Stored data
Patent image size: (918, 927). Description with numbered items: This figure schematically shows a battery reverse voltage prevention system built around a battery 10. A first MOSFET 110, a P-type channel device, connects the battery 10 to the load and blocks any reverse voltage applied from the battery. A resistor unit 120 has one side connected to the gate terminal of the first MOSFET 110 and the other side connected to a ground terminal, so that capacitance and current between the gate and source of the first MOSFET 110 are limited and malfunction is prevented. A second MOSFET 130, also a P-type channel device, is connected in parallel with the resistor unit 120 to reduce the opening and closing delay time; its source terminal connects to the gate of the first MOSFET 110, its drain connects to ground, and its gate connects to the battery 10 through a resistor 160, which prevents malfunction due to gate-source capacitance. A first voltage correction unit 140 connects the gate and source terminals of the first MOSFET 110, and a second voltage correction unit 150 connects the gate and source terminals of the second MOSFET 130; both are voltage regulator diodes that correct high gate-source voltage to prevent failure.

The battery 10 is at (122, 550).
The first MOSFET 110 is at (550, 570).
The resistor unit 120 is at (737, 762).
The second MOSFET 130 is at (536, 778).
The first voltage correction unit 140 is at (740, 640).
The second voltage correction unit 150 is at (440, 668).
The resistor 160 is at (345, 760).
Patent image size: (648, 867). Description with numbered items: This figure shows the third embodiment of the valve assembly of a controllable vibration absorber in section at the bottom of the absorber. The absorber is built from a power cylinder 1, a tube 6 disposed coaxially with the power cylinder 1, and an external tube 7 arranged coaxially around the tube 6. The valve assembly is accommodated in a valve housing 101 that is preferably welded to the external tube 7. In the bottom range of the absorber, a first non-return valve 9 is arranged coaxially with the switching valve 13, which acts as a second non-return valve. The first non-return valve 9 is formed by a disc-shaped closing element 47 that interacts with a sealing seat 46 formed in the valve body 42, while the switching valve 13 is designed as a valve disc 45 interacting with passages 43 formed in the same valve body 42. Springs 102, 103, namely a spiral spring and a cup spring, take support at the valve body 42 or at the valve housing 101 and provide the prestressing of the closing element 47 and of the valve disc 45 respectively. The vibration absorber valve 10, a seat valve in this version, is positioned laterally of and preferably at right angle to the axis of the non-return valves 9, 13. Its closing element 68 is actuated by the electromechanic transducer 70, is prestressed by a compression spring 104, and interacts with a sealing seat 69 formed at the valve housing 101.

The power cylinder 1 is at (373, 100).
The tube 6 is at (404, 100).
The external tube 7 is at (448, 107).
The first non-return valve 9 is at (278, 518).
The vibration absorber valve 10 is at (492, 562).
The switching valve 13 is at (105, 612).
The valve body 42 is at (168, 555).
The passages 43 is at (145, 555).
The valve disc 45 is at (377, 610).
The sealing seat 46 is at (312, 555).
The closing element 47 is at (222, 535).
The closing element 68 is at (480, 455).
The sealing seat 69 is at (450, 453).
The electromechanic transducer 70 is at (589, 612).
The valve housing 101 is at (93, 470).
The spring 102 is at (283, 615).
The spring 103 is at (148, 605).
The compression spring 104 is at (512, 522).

### PROBLEM STATEMENT
Copy every line of the material above word for word, keeping the original order.

### SOLUTION TO THIS PROBLEM
Patent image size: (918, 927). Description with numbered items: This figure schematically shows a battery reverse voltage prevention system built around a battery 10. A first MOSFET 110, a P-type channel device, connects the battery 10 to the load and blocks any reverse voltage applied from the battery. A resistor unit 120 has one side connected to the gate terminal of the first MOSFET 110 and the other side connected to a ground terminal, so that capacitance and current between the gate and source of the first MOSFET 110 are limited and malfunction is prevented. A second MOSFET 130, also a P-type channel device, is connected in parallel with the resistor unit 120 to reduce the opening and closing delay time; its source terminal connects to the gate of the first MOSFET 110, its drain connects to ground, and its gate connects to the battery 10 through a resistor 160, which prevents malfunction due to gate-source capacitance. A first voltage correction unit 140 connects the gate and source terminals of the first MOSFET 110, and a second voltage correction unit 150 connects the gate and source terminals of the second MOSFET 130; both are voltage regulator diodes that correct high gate-source voltage to prevent failure.

The battery 10 is at (122, 550).
The first MOSFET 110 is at (550, 570).
The resistor unit 120 is at (737, 762).
The second MOSFET 130 is at (536, 778).
The first voltage correction unit 140 is at (740, 640).
The second voltage correction unit 150 is at (440, 668).
The resistor 160 is at (345, 760).
Patent image size: (648, 867). Description with numbered items: This figure shows the third embodiment of the valve assembly of a controllable vibration absorber in section at the bottom of the absorber. The absorber is built from a power cylinder 1, a tube 6 disposed coaxially with the power cylinder 1, and an external tube 7 arranged coaxially around the tube 6. The valve assembly is accommodated in a valve housing 101 that is preferably welded to the external tube 7. In the bottom range of the absorber, a first non-return valve 9 is arranged coaxially with the switching valve 13, which acts as a second non-return valve. The first non-return valve 9 is formed by a disc-shaped closing element 47 that interacts with a sealing seat 46 formed in the valve body 42, while the switching valve 13 is designed as a valve disc 45 interacting with passages 43 formed in the same valve body 42. Springs 102, 103, namely a spiral spring and a cup spring, take support at the valve body 42 or at the valve housing 101 and provide the prestressing of the closing element 47 and of the valve disc 45 respectively. The vibration absorber valve 10, a seat valve in this version, is positioned laterally of and preferably at right angle to the axis of the non-return valves 9, 13. Its closing element 68 is actuated by the electromechanic transducer 70, is prestressed by a compression spring 104, and interacts with a sealing seat 69 formed at the valve housing 101.

The power cylinder 1 is at (373, 100).
The tube 6 is at (404, 100).
The external tube 7 is at (448, 107).
The first non-return valve 9 is at (278, 518).
The vibration absorber valve 10 is at (492, 562).
The switching valve 13 is at (105, 612).
The valve body 42 is at (168, 555).
The passages 43 is at (145, 555).
The valve disc 45 is at (377, 610).
The sealing seat 46 is at (312, 555).
The closing element 47 is at (222, 535).
The closing element 68 is at (480, 455).
The sealing seat 69 is at (450, 453).
The electromechanic transducer 70 is at (589, 612).
The valve housing 101 is at (93, 470).
The spring 102 is at (283, 615).
The spring 103 is at (148, 605).
The compression spring 104 is at (512, 522).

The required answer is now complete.